• [Problem to solve]:
Here are some entries; quote each one exactly.

• [Entries supplied]:
################

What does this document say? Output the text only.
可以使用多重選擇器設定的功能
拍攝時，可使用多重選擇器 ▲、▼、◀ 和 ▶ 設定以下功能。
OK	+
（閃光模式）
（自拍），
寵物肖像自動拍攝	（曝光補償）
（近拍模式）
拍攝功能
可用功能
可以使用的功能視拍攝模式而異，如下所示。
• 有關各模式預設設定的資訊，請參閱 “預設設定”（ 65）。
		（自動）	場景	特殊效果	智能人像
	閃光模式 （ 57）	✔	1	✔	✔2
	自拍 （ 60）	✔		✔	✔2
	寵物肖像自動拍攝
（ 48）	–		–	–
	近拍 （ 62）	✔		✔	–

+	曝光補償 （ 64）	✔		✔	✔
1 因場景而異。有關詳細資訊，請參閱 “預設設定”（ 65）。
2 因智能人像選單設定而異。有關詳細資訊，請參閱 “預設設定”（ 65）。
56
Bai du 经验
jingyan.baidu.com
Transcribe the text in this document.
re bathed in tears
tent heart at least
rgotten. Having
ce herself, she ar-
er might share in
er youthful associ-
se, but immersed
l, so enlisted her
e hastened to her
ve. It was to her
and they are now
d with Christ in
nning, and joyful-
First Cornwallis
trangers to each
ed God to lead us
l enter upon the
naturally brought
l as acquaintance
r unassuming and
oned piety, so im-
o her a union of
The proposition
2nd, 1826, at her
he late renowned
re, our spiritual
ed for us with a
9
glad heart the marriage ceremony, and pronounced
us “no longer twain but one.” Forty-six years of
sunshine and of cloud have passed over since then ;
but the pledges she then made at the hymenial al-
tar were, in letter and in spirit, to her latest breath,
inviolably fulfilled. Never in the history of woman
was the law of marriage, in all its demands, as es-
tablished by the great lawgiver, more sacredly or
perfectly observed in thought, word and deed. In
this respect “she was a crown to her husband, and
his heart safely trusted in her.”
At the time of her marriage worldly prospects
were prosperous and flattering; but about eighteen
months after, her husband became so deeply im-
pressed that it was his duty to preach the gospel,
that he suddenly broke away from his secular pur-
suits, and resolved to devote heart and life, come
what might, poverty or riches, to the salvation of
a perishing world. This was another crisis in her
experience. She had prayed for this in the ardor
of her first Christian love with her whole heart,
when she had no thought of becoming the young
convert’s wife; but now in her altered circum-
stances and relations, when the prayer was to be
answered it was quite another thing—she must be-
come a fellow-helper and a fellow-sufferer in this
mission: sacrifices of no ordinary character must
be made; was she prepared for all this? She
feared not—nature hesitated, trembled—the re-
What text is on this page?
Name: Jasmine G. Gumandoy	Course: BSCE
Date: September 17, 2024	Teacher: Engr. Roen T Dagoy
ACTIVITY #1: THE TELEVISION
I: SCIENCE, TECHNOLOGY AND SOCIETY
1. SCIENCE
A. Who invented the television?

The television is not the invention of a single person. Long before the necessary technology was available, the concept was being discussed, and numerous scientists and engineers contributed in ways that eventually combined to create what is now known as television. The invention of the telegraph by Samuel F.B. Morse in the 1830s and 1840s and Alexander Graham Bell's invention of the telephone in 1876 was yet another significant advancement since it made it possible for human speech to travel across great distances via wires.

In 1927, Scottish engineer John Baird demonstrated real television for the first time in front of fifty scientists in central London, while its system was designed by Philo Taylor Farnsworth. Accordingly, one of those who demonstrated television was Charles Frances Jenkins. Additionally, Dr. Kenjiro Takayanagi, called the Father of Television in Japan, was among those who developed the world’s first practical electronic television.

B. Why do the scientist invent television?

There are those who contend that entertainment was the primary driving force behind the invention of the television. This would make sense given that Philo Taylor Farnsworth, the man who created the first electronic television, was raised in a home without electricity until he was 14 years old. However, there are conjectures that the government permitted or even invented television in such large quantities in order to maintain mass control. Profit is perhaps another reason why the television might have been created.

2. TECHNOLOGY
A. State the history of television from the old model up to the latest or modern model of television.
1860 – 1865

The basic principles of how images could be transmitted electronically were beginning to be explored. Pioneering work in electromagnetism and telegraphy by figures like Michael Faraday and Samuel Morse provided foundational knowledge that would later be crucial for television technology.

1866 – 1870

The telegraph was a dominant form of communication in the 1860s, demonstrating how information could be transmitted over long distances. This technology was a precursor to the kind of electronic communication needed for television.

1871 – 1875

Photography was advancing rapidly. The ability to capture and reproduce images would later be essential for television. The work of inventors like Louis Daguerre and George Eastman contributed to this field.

################

• [Task response]:
What does this document say? Output the text only.
可以使用多重選擇器設定的功能
拍攝時，可使用多重選擇器 ▲、▼、◀ 和 ▶ 設定以下功能。
OK	+
（閃光模式）
（自拍），
寵物肖像自動拍攝	（曝光補償）
（近拍模式）
拍攝功能
可用功能
可以使用的功能視拍攝模式而異，如下所示。
• 有關各模式預設設定的資訊，請參閱 “預設設定”（ 65）。
		（自動）	場景	特殊效果	智能人像
	閃光模式 （ 57）	✔	1	✔	✔2
	自拍 （ 60）	✔		✔	✔2
	寵物肖像自動拍攝
（ 48）	–		–	–
	近拍 （ 62）	✔		✔	–

+	曝光補償 （ 64）	✔		✔	✔
1 因場景而異。有關詳細資訊，請參閱 “預設設定”（ 65）。
2 因智能人像選單設定而異。有關詳細資訊，請參閱 “預設設定”（ 65）。
56
Bai du 经验
jingyan.baidu.com
Transcribe the text in this document.
re bathed in tears
tent heart at least
rgotten. Having
ce herself, she ar-
er might share in
er youthful associ-
se, but immersed
l, so enlisted her
e hastened to her
ve. It was to her
and they are now
d with Christ in
nning, and joyful-
First Cornwallis
trangers to each
ed God to lead us
l enter upon the
naturally brought
l as acquaintance
r unassuming and
oned piety, so im-
o her a union of
The proposition
2nd, 1826, at her
he late renowned
re, our spiritual
ed for us with a
9
glad heart the marriage ceremony, and pronounced
us “no longer twain but one.” Forty-six years of
sunshine and of cloud have passed over since then ;
but the pledges she then made at the hymenial al-
tar were, in letter and in spirit, to her latest breath,
inviolably fulfilled. Never in the history of woman
was the law of marriage, in all its demands, as es-
tablished by the great lawgiver, more sacredly or
perfectly observed in thought, word and deed. In
this respect “she was a crown to her husband, and
his heart safely trusted in her.”
At the time of her marriage worldly prospects
were prosperous and flattering; but about eighteen
months after, her husband became so deeply im-
pressed that it was his duty to preach the gospel,
that he suddenly broke away from his secular pur-
suits, and resolved to devote heart and life, come
what might, poverty or riches, to the salvation of
a perishing world. This was another crisis in her
experience. She had prayed for this in the ardor
of her first Christian love with her whole heart,
when she had no thought of becoming the young
convert’s wife; but now in her altered circum-
stances and relations, when the prayer was to be
answered it was quite another thing—she must be-
come a fellow-helper and a fellow-sufferer in this
mission: sacrifices of no ordinary character must
be made; was she prepared for all this? She
feared not—nature hesitated, trembled—the re-
What text is on this page?
Name: Jasmine G. Gumandoy	Course: BSCE
Date: September 17, 2024	Teacher: Engr. Roen T Dagoy
ACTIVITY #1: THE TELEVISION
I: SCIENCE, TECHNOLOGY AND SOCIETY
1. SCIENCE
A. Who invented the television?

The television is not the invention of a single person. Long before the necessary technology was available, the concept was being discussed, and numerous scientists and engineers contributed in ways that eventually combined to create what is now known as television. The invention of the telegraph by Samuel F.B. Morse in the 1830s and 1840s and Alexander Graham Bell's invention of the telephone in 1876 was yet another significant advancement since it made it possible for human speech to travel across great distances via wires.

In 1927, Scottish engineer John Baird demonstrated real television for the first time in front of fifty scientists in central London, while its system was designed by Philo Taylor Farnsworth. Accordingly, one of those who demonstrated television was Charles Frances Jenkins. Additionally, Dr. Kenjiro Takayanagi, called the Father of Television in Japan, was among those who developed the world’s first practical electronic television.

B. Why do the scientist invent television?

There are those who contend that entertainment was the primary driving force behind the invention of the television. This would make sense given that Philo Taylor Farnsworth, the man who created the first electronic television, was raised in a home without electricity until he was 14 years old. However, there are conjectures that the government permitted or even invented television in such large quantities in order to maintain mass control. Profit is perhaps another reason why the television might have been created.

2. TECHNOLOGY
A. State the history of television from the old model up to the latest or modern model of television.
1860 – 1865

The basic principles of how images could be transmitted electronically were beginning to be explored. Pioneering work in electromagnetism and telegraphy by figures like Michael Faraday and Samuel Morse provided foundational knowledge that would later be crucial for television technology.

1866 – 1870

The telegraph was a dominant form of communication in the 1860s, demonstrating how information could be transmitted over long distances. This technology was a precursor to the kind of electronic communication needed for television.

1871 – 1875

Photography was advancing rapidly. The ability to capture and reproduce images would later be essential for television. The work of inventors like Louis Daguerre and George Eastman contributed to this field.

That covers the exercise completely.